WHAT YOU HAVE TO DO: The records below are split into lines. How many of those lines contain the string "здания"? Reply with the number only.

RECORDS:
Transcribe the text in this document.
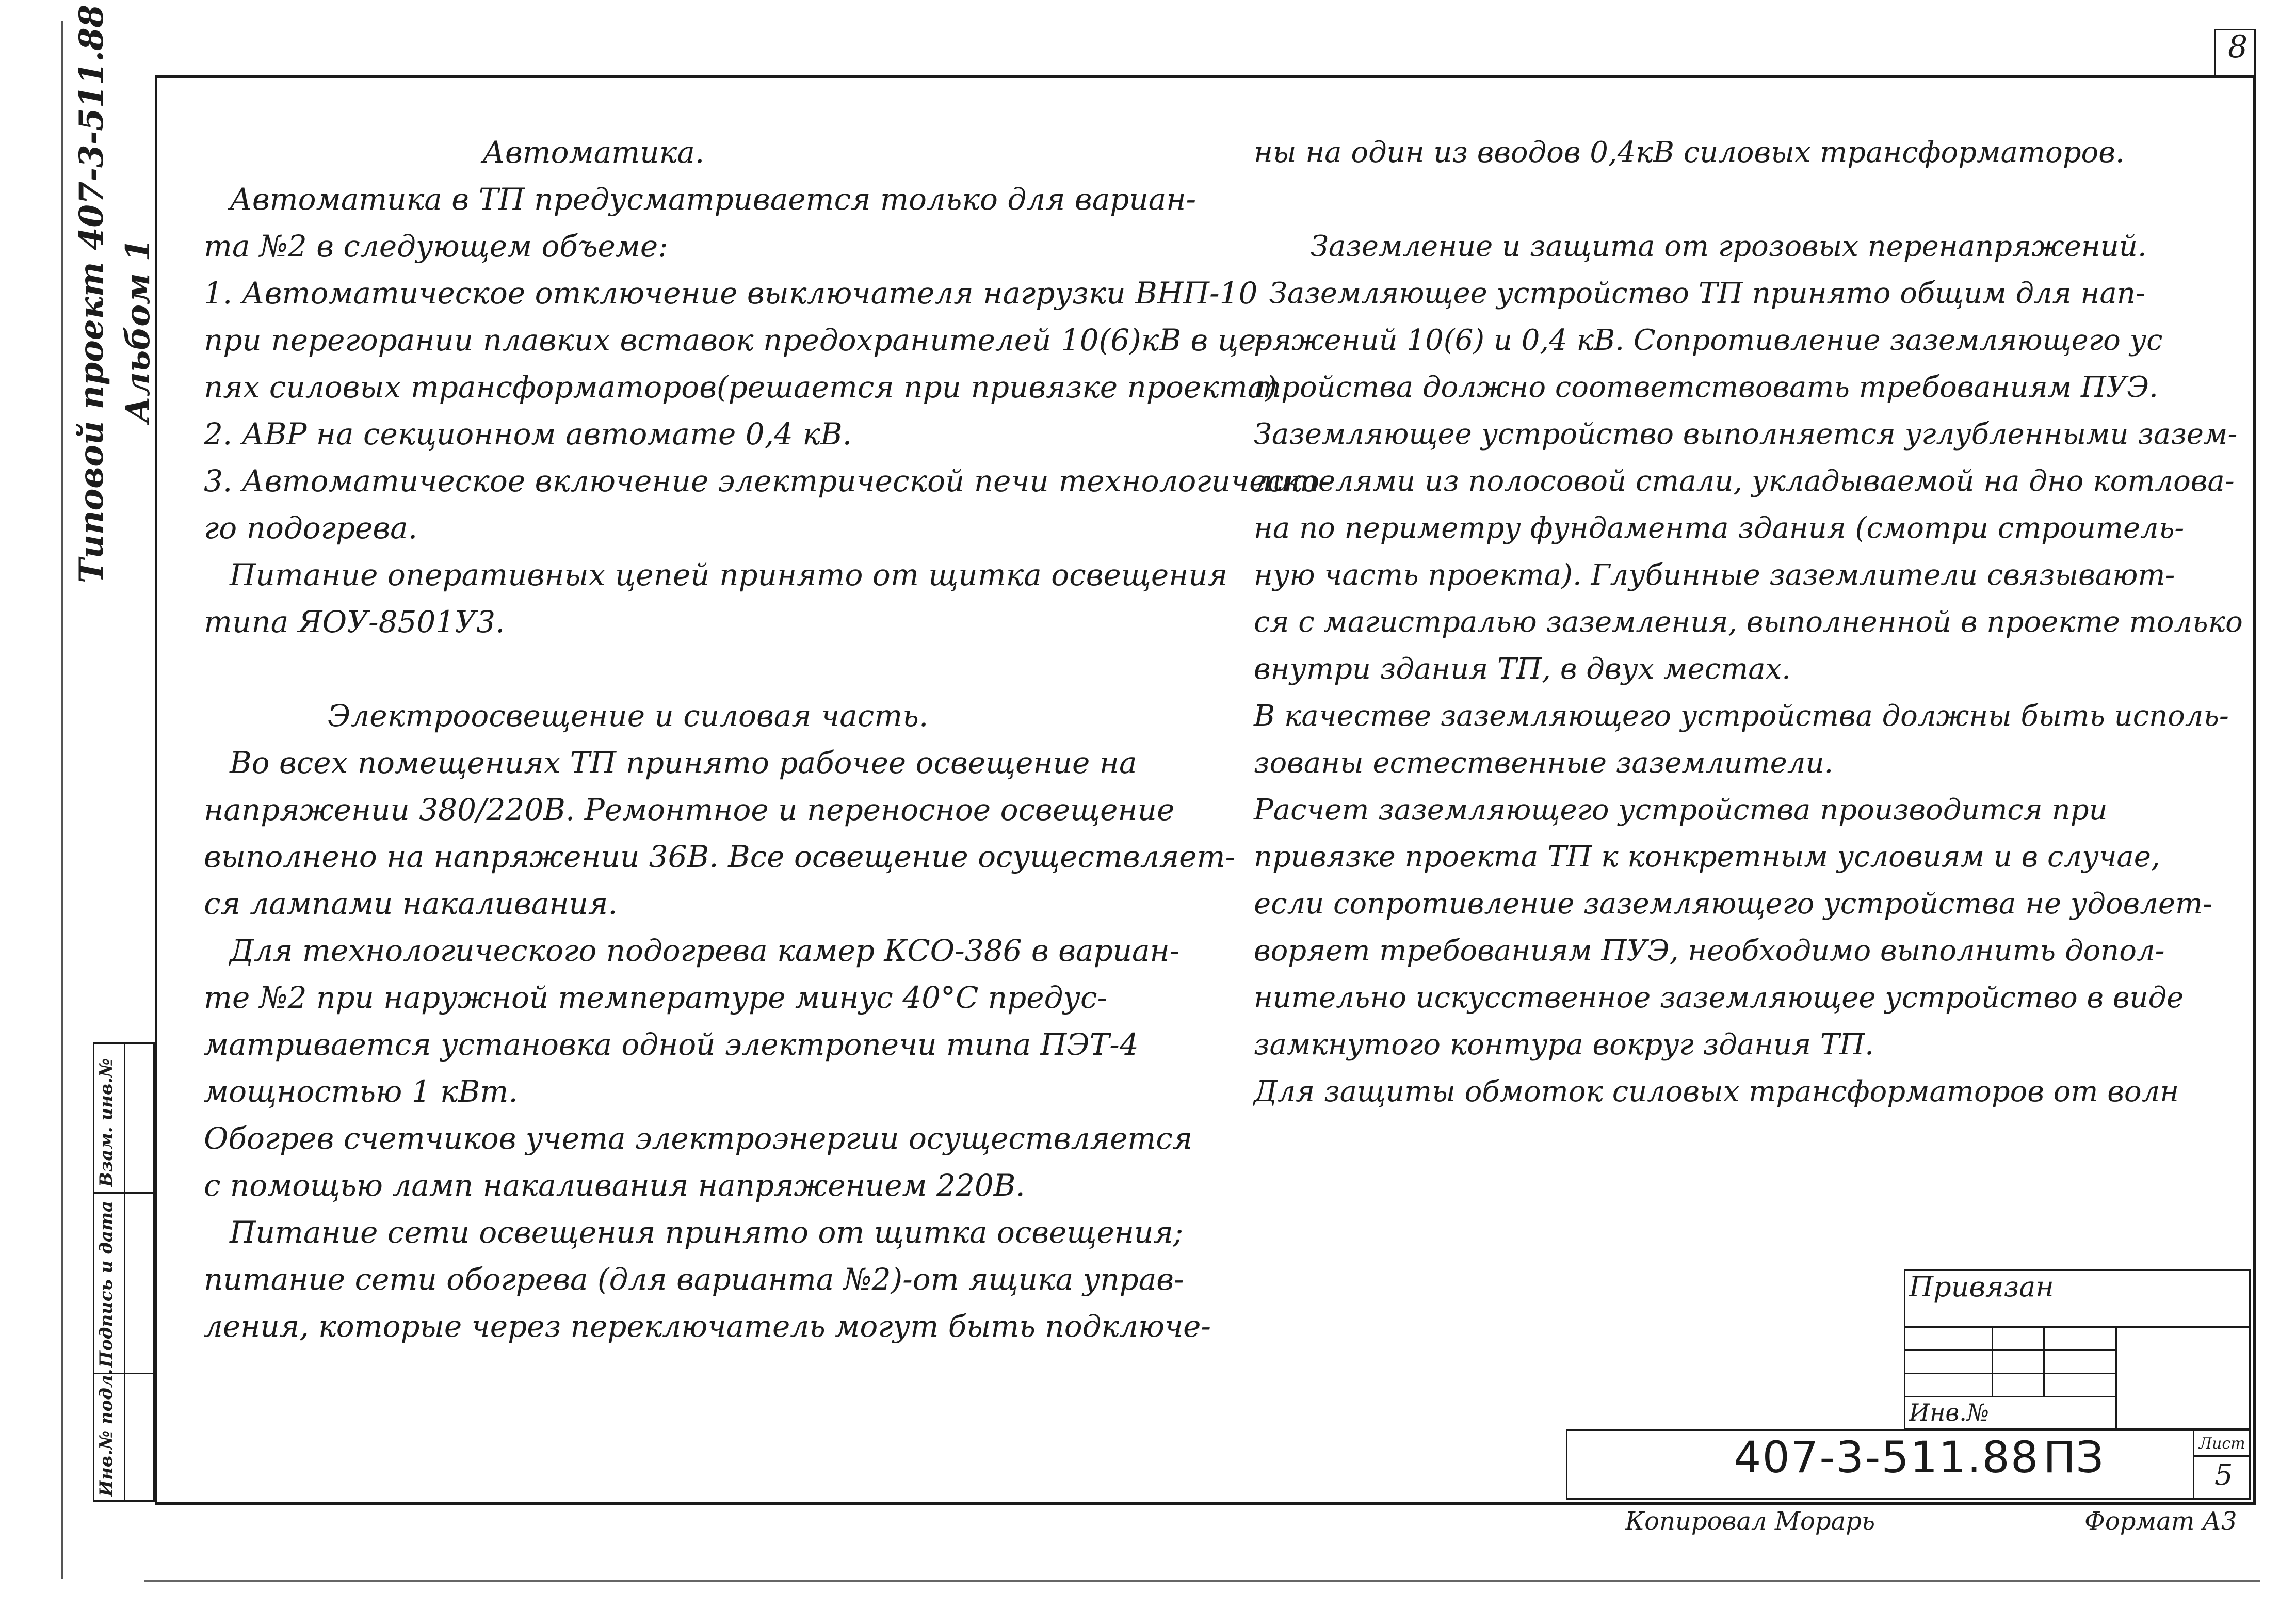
8
Типовой проект 407-3-511.88 Альбом 1
Инв.№ подл.
Подпись и дата
Взам. инв.№

Автоматика.

Автоматика в ТП предусматривается только для вариан-

та №2 в следующем объеме:

1. Автоматическое отключение выключателя нагрузки ВНП-10

при перегорании плавких вставок предохранителей 10(6)кВ в це-

пях силовых трансформаторов(решается при привязке проекта)

2. АВР на секционном автомате 0,4 кВ.

3. Автоматическое включение электрической печи технологическо-

го подогрева.

Питание оперативных цепей принято от щитка освещения

типа ЯОУ-8501У3.

Электроосвещение и силовая часть.

Во всех помещениях ТП принято рабочее освещение на

напряжении 380/220В. Ремонтное и переносное освещение

выполнено на напряжении 36В. Все освещение осуществляет-

ся лампами накаливания.

Для технологического подогрева камер КСО-386 в вариан-

те №2 при наружной температуре минус 40°С предус-

матривается установка одной электропечи типа ПЭТ-4

мощностью 1 кВт.

Обогрев счетчиков учета электроэнергии осуществляется

с помощью ламп накаливания напряжением 220В.

Питание сети освещения принято от щитка освещения;

питание сети обогрева (для варианта №2)-от ящика управ-

ления, которые через переключатель могут быть подключе-

ны на один из вводов 0,4кВ силовых трансформаторов.

Заземление и защита от грозовых перенапряжений.

Заземляющее устройство ТП принято общим для нап-

ряжений 10(6) и 0,4 кВ. Сопротивление заземляющего ус

тройства должно соответствовать требованиям ПУЭ.

Заземляющее устройство выполняется углубленными зазем-

лителями из полосовой стали, укладываемой на дно котлова-

на по периметру фундамента здания (смотри строитель-

ную часть проекта). Глубинные заземлители связывают-

ся с магистралью заземления, выполненной в проекте только

внутри здания ТП, в двух местах.

В качестве заземляющего устройства должны быть исполь-

зованы естественные заземлители.

Расчет заземляющего устройства производится при

привязке проекта ТП к конкретным условиям и в случае,

если сопротивление заземляющего устройства не удовлет-

воряет требованиям ПУЭ, необходимо выполнить допол-

нительно искусственное заземляющее устройство в виде

замкнутого контура вокруг здания ТП.

Для защиты обмоток силовых трансформаторов от волн

Привязан
Инв.№
407-3-511.88 ПЗ	Лист
5
Копировал Морарь	Формат А3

ANSWER TO THE PROBLEM: 3